_Instructions for the task_
Quote the records below in full, exactly as given, with the images taken out.

** start of Exercise data **

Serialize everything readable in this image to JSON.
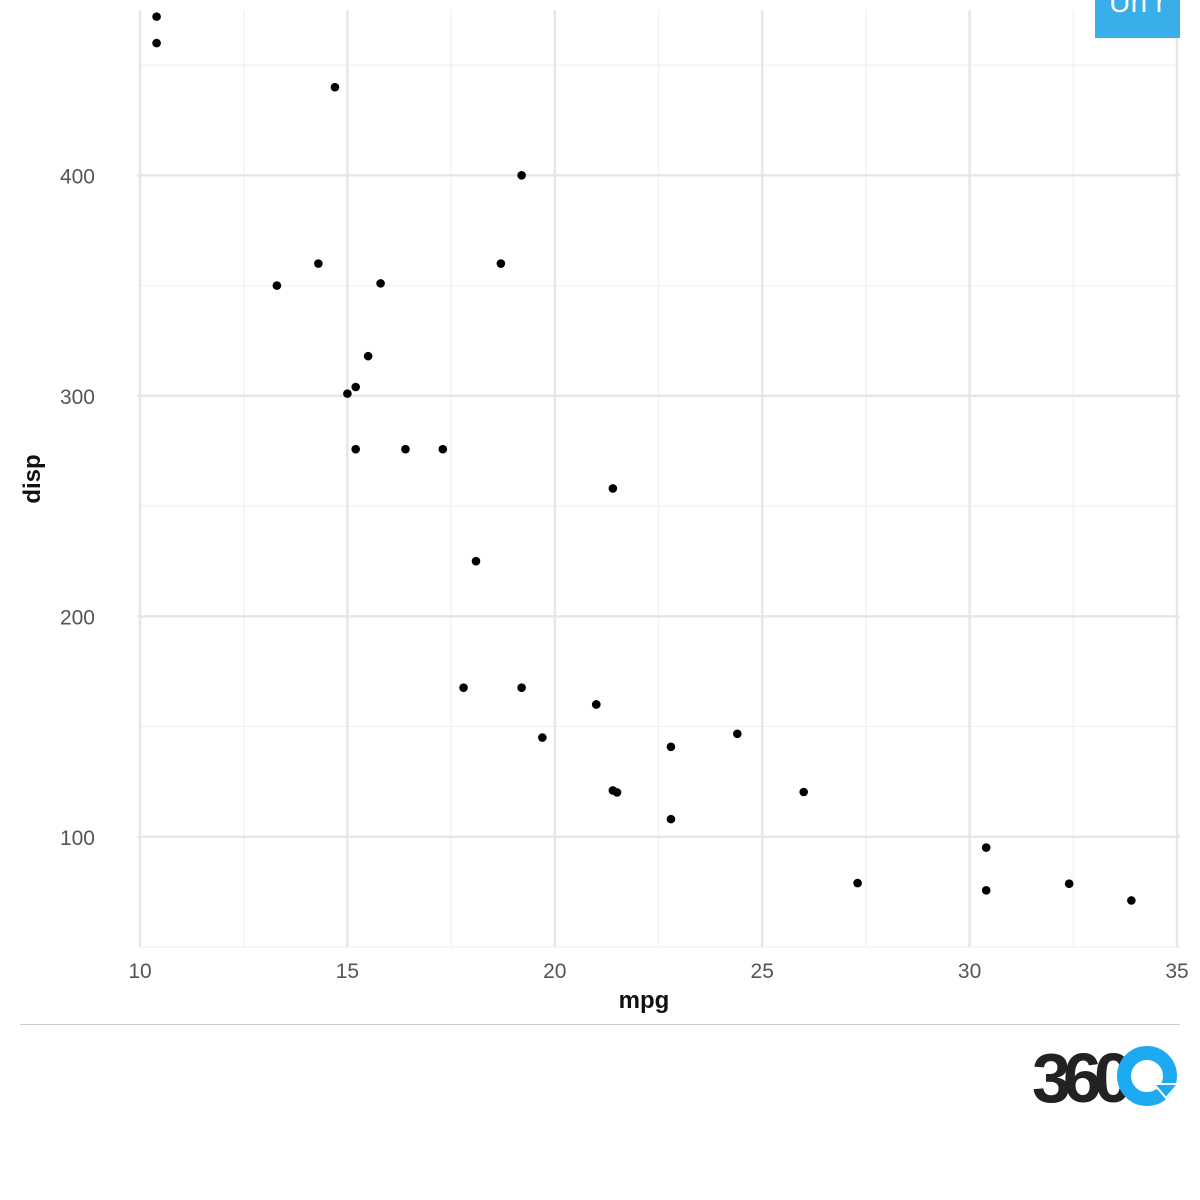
{
  "chart_data": {
    "type": "scatter",
    "title": "",
    "xlabel": "mpg",
    "ylabel": "disp",
    "xlim": [
      10,
      35
    ],
    "ylim": [
      50,
      475
    ],
    "x_ticks": [
      10,
      15,
      20,
      25,
      30,
      35
    ],
    "y_ticks": [
      100,
      200,
      300,
      400
    ],
    "grid": true,
    "legend": "none",
    "point_color": "#000000",
    "points": [
      {
        "x": 21.0,
        "y": 160
      },
      {
        "x": 21.0,
        "y": 160
      },
      {
        "x": 22.8,
        "y": 108
      },
      {
        "x": 21.4,
        "y": 258
      },
      {
        "x": 18.7,
        "y": 360
      },
      {
        "x": 18.1,
        "y": 225
      },
      {
        "x": 14.3,
        "y": 360
      },
      {
        "x": 24.4,
        "y": 146.7
      },
      {
        "x": 22.8,
        "y": 140.8
      },
      {
        "x": 19.2,
        "y": 167.6
      },
      {
        "x": 17.8,
        "y": 167.6
      },
      {
        "x": 16.4,
        "y": 275.8
      },
      {
        "x": 17.3,
        "y": 275.8
      },
      {
        "x": 15.2,
        "y": 275.8
      },
      {
        "x": 10.4,
        "y": 472
      },
      {
        "x": 10.4,
        "y": 460
      },
      {
        "x": 14.7,
        "y": 440
      },
      {
        "x": 32.4,
        "y": 78.7
      },
      {
        "x": 30.4,
        "y": 75.7
      },
      {
        "x": 33.9,
        "y": 71.1
      },
      {
        "x": 21.5,
        "y": 120.1
      },
      {
        "x": 15.5,
        "y": 318
      },
      {
        "x": 15.2,
        "y": 304
      },
      {
        "x": 13.3,
        "y": 350
      },
      {
        "x": 19.2,
        "y": 400
      },
      {
        "x": 27.3,
        "y": 79
      },
      {
        "x": 26.0,
        "y": 120.3
      },
      {
        "x": 30.4,
        "y": 95.1
      },
      {
        "x": 15.8,
        "y": 351
      },
      {
        "x": 19.7,
        "y": 145
      },
      {
        "x": 15.0,
        "y": 301
      },
      {
        "x": 21.4,
        "y": 121
      }
    ]
  },
  "badge": {
    "label": "Un r",
    "color": "#3aaee8"
  },
  "logo": {
    "text": "360",
    "icon": "refresh-arrow-icon",
    "dark_color": "#222222",
    "accent_color": "#1eaaf0"
  }
}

** end of Exercise data **

_Exercise result_
Serialize everything readable in this image to JSON.
{
  "chart_data": {
    "type": "scatter",
    "title": "",
    "xlabel": "mpg",
    "ylabel": "disp",
    "xlim": [
      10,
      35
    ],
    "ylim": [
      50,
      475
    ],
    "x_ticks": [
      10,
      15,
      20,
      25,
      30,
      35
    ],
    "y_ticks": [
      100,
      200,
      300,
      400
    ],
    "grid": true,
    "legend": "none",
    "point_color": "#000000",
    "points": [
      {
        "x": 21.0,
        "y": 160
      },
      {
        "x": 21.0,
        "y": 160
      },
      {
        "x": 22.8,
        "y": 108
      },
      {
        "x": 21.4,
        "y": 258
      },
      {
        "x": 18.7,
        "y": 360
      },
      {
        "x": 18.1,
        "y": 225
      },
      {
        "x": 14.3,
        "y": 360
      },
      {
        "x": 24.4,
        "y": 146.7
      },
      {
        "x": 22.8,
        "y": 140.8
      },
      {
        "x": 19.2,
        "y": 167.6
      },
      {
        "x": 17.8,
        "y": 167.6
      },
      {
        "x": 16.4,
        "y": 275.8
      },
      {
        "x": 17.3,
        "y": 275.8
      },
      {
        "x": 15.2,
        "y": 275.8
      },
      {
        "x": 10.4,
        "y": 472
      },
      {
        "x": 10.4,
        "y": 460
      },
      {
        "x": 14.7,
        "y": 440
      },
      {
        "x": 32.4,
        "y": 78.7
      },
      {
        "x": 30.4,
        "y": 75.7
      },
      {
        "x": 33.9,
        "y": 71.1
      },
      {
        "x": 21.5,
        "y": 120.1
      },
      {
        "x": 15.5,
        "y": 318
      },
      {
        "x": 15.2,
        "y": 304
      },
      {
        "x": 13.3,
        "y": 350
      },
      {
        "x": 19.2,
        "y": 400
      },
      {
        "x": 27.3,
        "y": 79
      },
      {
        "x": 26.0,
        "y": 120.3
      },
      {
        "x": 30.4,
        "y": 95.1
      },
      {
        "x": 15.8,
        "y": 351
      },
      {
        "x": 19.7,
        "y": 145
      },
      {
        "x": 15.0,
        "y": 301
      },
      {
        "x": 21.4,
        "y": 121
      }
    ]
  },
  "badge": {
    "label": "Un r",
    "color": "#3aaee8"
  },
  "logo": {
    "text": "360",
    "icon": "refresh-arrow-icon",
    "dark_color": "#222222",
    "accent_color": "#1eaaf0"
  }
}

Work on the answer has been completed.